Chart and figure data
================

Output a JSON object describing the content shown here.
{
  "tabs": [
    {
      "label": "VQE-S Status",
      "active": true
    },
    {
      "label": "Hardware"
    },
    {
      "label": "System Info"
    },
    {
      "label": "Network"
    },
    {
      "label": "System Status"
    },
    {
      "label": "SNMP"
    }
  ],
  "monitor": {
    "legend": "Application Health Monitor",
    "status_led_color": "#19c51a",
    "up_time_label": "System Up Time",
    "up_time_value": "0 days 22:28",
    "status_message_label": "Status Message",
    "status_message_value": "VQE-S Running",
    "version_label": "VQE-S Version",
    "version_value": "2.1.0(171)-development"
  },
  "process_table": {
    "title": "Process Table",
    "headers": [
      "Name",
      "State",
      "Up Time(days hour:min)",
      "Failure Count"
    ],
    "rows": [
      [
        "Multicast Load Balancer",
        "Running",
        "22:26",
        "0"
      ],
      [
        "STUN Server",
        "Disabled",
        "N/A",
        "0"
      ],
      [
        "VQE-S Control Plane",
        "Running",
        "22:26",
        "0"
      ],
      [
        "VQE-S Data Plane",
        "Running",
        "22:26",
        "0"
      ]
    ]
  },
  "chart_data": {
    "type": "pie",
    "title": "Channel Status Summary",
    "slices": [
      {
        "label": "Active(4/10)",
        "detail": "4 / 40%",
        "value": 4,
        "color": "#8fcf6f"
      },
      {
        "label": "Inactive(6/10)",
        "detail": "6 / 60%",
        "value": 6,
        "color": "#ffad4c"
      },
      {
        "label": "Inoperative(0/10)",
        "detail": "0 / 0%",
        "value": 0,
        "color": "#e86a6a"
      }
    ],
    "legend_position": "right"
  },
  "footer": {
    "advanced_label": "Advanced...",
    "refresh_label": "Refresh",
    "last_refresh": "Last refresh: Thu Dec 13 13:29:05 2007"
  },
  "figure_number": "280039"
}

================

§ **Problem details**
Repeat the records above exactly, from the first line to the last.

§ **Full solution**
Output a JSON object describing the content shown here.
{
  "tabs": [
    {
      "label": "VQE-S Status",
      "active": true
    },
    {
      "label": "Hardware"
    },
    {
      "label": "System Info"
    },
    {
      "label": "Network"
    },
    {
      "label": "System Status"
    },
    {
      "label": "SNMP"
    }
  ],
  "monitor": {
    "legend": "Application Health Monitor",
    "status_led_color": "#19c51a",
    "up_time_label": "System Up Time",
    "up_time_value": "0 days 22:28",
    "status_message_label": "Status Message",
    "status_message_value": "VQE-S Running",
    "version_label": "VQE-S Version",
    "version_value": "2.1.0(171)-development"
  },
  "process_table": {
    "title": "Process Table",
    "headers": [
      "Name",
      "State",
      "Up Time(days hour:min)",
      "Failure Count"
    ],
    "rows": [
      [
        "Multicast Load Balancer",
        "Running",
        "22:26",
        "0"
      ],
      [
        "STUN Server",
        "Disabled",
        "N/A",
        "0"
      ],
      [
        "VQE-S Control Plane",
        "Running",
        "22:26",
        "0"
      ],
      [
        "VQE-S Data Plane",
        "Running",
        "22:26",
        "0"
      ]
    ]
  },
  "chart_data": {
    "type": "pie",
    "title": "Channel Status Summary",
    "slices": [
      {
        "label": "Active(4/10)",
        "detail": "4 / 40%",
        "value": 4,
        "color": "#8fcf6f"
      },
      {
        "label": "Inactive(6/10)",
        "detail": "6 / 60%",
        "value": 6,
        "color": "#ffad4c"
      },
      {
        "label": "Inoperative(0/10)",
        "detail": "0 / 0%",
        "value": 0,
        "color": "#e86a6a"
      }
    ],
    "legend_position": "right"
  },
  "footer": {
    "advanced_label": "Advanced...",
    "refresh_label": "Refresh",
    "last_refresh": "Last refresh: Thu Dec 13 13:29:05 2007"
  },
  "figure_number": "280039"
}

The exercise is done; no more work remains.